#### [Direction]
Go through the data below and gather each line containing "BRISA".

====

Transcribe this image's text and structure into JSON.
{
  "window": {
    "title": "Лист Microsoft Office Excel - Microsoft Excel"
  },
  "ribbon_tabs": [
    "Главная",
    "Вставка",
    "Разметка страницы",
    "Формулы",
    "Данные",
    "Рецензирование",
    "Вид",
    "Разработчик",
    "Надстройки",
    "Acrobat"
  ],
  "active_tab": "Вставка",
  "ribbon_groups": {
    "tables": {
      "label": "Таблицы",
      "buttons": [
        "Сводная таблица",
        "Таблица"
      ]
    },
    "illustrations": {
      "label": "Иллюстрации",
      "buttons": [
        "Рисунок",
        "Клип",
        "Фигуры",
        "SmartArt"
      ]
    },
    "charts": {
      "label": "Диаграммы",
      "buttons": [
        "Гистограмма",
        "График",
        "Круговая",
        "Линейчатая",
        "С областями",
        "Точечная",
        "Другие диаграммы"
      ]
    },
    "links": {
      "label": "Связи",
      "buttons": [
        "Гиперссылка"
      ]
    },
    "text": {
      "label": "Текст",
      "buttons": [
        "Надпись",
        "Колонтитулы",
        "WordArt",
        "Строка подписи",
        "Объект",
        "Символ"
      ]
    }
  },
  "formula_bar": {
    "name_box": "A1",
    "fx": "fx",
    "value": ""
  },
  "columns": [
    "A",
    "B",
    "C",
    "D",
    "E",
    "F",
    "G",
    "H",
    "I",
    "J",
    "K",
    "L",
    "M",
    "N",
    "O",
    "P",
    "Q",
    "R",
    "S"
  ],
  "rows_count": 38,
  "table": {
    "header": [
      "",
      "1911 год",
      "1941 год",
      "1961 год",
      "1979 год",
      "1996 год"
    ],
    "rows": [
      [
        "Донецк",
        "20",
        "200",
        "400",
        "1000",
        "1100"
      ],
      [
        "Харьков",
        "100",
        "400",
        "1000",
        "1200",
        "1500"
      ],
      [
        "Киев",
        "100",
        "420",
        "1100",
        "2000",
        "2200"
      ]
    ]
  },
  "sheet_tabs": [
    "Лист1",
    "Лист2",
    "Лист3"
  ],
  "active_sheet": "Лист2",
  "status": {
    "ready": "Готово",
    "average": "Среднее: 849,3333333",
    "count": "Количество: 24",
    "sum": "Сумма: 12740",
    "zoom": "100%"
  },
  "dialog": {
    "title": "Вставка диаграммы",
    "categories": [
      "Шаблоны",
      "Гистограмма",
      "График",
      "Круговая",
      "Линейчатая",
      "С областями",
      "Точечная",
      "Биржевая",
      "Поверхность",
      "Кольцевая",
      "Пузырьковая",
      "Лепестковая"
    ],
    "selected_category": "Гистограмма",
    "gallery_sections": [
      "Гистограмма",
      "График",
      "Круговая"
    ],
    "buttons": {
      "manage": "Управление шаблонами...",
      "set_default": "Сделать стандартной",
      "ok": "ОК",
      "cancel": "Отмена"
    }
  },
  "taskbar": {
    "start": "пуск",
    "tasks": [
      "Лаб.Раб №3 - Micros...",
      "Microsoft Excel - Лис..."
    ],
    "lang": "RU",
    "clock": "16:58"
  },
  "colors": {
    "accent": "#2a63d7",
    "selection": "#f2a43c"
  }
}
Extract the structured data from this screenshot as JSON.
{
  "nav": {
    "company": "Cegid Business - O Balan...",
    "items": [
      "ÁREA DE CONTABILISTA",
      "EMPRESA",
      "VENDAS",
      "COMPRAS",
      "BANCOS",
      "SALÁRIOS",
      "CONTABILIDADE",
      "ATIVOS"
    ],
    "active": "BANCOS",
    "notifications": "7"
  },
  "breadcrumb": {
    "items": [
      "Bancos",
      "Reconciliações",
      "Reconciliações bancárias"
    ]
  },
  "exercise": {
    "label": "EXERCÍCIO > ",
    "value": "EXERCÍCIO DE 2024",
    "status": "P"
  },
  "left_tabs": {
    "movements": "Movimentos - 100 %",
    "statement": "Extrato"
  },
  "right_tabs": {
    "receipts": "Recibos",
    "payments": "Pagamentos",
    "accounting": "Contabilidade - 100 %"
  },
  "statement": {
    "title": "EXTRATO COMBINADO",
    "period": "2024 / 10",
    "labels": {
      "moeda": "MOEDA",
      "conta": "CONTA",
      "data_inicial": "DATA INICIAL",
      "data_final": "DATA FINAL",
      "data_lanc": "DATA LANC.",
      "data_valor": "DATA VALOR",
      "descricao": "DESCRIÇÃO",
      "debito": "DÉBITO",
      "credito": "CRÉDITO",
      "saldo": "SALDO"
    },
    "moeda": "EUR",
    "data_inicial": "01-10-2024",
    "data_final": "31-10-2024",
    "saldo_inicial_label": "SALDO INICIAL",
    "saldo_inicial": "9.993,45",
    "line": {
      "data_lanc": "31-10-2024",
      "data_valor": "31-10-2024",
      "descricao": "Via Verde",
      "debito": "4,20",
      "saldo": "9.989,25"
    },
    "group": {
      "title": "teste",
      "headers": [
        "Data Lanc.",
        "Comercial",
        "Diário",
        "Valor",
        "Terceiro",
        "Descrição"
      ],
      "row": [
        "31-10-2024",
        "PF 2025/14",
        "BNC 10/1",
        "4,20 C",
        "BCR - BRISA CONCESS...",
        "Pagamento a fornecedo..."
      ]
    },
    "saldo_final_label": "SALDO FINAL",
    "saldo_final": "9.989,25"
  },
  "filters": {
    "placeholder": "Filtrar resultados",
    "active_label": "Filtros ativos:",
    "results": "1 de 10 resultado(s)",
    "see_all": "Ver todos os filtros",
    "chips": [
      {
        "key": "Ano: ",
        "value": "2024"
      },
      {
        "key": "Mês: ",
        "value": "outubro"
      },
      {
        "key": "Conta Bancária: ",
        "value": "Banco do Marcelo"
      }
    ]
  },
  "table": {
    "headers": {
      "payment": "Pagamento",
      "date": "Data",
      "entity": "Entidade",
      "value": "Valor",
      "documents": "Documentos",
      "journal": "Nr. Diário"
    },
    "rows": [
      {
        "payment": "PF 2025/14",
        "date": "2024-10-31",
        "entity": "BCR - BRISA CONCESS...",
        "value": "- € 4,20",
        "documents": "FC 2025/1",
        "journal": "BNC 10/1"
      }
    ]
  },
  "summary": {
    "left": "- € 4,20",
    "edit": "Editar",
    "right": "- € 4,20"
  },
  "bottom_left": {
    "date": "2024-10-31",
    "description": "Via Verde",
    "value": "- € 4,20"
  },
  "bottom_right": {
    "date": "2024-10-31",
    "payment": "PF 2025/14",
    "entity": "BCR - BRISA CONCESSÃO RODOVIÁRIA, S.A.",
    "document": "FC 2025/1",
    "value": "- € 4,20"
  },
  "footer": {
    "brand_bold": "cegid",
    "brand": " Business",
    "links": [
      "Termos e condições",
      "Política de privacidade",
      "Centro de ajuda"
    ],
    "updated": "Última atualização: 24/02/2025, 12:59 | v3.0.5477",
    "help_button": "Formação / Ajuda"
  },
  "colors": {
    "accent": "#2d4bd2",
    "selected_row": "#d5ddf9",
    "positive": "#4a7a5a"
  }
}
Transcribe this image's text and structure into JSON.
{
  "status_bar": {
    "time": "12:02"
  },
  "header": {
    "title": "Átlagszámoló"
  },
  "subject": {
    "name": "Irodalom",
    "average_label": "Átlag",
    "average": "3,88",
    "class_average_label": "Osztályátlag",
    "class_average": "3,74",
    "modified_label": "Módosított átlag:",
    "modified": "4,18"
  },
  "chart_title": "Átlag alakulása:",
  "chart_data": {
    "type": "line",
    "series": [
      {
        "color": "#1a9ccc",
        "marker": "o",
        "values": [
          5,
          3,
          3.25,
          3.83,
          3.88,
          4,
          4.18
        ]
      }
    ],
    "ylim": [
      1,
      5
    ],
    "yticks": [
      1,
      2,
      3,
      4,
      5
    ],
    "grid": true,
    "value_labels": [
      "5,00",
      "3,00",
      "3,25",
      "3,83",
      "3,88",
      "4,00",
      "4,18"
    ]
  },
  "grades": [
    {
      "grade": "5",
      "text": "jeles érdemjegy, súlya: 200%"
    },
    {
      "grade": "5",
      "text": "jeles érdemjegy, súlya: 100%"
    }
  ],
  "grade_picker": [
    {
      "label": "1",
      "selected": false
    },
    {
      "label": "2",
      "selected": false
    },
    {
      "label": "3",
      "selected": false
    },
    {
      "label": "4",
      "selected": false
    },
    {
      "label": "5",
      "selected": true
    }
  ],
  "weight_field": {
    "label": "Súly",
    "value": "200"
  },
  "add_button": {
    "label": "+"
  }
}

====

#### [Response]
        "BCR - BRISA CONCESS...",
        "entity": "BCR - BRISA CONCESS...",
    "entity": "BCR - BRISA CONCESSÃO RODOVIÁRIA, S.A.",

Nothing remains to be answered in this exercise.